> [Input]
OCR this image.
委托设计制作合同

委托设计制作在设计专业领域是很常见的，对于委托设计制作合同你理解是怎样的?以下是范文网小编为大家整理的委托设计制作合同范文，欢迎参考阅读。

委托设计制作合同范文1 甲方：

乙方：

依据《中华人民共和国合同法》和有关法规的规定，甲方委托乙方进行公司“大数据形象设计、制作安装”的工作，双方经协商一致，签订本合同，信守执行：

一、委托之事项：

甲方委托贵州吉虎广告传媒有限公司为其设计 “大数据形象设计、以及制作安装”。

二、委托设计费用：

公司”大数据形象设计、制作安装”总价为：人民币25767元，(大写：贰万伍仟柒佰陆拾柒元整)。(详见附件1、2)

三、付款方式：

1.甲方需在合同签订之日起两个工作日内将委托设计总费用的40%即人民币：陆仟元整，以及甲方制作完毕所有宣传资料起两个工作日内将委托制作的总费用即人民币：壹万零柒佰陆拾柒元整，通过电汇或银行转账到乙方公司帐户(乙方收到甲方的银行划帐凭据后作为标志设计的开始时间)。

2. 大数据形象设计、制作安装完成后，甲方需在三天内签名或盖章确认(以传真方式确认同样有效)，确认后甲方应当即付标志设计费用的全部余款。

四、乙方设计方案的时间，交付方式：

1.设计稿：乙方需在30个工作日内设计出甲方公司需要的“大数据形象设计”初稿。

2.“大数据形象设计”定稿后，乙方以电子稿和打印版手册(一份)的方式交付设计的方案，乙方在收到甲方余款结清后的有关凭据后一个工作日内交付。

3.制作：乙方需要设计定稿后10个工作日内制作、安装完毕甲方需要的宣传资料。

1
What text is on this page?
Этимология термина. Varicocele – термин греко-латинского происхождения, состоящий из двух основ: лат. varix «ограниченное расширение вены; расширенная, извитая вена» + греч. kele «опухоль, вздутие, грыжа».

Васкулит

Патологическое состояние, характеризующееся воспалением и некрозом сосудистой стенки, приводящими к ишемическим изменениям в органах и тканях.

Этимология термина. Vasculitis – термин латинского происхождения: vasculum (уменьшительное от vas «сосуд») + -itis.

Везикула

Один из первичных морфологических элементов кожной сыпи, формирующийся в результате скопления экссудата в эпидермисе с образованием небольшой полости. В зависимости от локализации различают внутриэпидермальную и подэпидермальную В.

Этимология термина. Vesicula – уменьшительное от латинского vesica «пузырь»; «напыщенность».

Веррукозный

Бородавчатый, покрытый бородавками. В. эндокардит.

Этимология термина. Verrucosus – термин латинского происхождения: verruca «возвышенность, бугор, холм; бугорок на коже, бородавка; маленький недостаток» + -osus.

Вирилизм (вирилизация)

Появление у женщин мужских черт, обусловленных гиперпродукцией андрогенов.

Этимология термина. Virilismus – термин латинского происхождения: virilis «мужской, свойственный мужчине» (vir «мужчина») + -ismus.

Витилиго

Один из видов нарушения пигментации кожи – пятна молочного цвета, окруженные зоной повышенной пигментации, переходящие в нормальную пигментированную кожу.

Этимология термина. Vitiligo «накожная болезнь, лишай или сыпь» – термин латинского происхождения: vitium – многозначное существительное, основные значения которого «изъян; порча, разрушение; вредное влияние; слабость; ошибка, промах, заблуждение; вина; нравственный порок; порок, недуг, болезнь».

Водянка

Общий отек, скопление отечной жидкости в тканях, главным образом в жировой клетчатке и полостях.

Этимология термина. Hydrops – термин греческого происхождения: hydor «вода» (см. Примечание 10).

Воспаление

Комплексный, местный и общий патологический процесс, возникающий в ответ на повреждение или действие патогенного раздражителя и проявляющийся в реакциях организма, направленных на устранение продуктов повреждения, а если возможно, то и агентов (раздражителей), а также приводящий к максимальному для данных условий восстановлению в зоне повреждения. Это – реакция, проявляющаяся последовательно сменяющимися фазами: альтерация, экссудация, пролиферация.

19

> [Short problem]
List the lines of the records where "大数据形象设计" occurs.

> [Result of the exercise]
依据《中华人民共和国合同法》和有关法规的规定，甲方委托乙方进行公司“大数据形象设计、制作安装”的工作，双方经协商一致，签订本合同，信守执行：
甲方委托贵州吉虎广告传媒有限公司为其设计 “大数据形象设计、以及制作安装”。
公司”大数据形象设计、制作安装”总价为：人民币25767元，(大写：贰万伍仟柒佰陆拾柒元整)。(详见附件1、2)
2. 大数据形象设计、制作安装完成后，甲方需在三天内签名或盖章确认(以传真方式确认同样有效)，确认后甲方应当即付标志设计费用的全部余款。
1.设计稿：乙方需在30个工作日内设计出甲方公司需要的“大数据形象设计”初稿。
2.“大数据形象设计”定稿后，乙方以电子稿和打印版手册(一份)的方式交付设计的方案，乙方在收到甲方余款结清后的有关凭据后一个工作日内交付。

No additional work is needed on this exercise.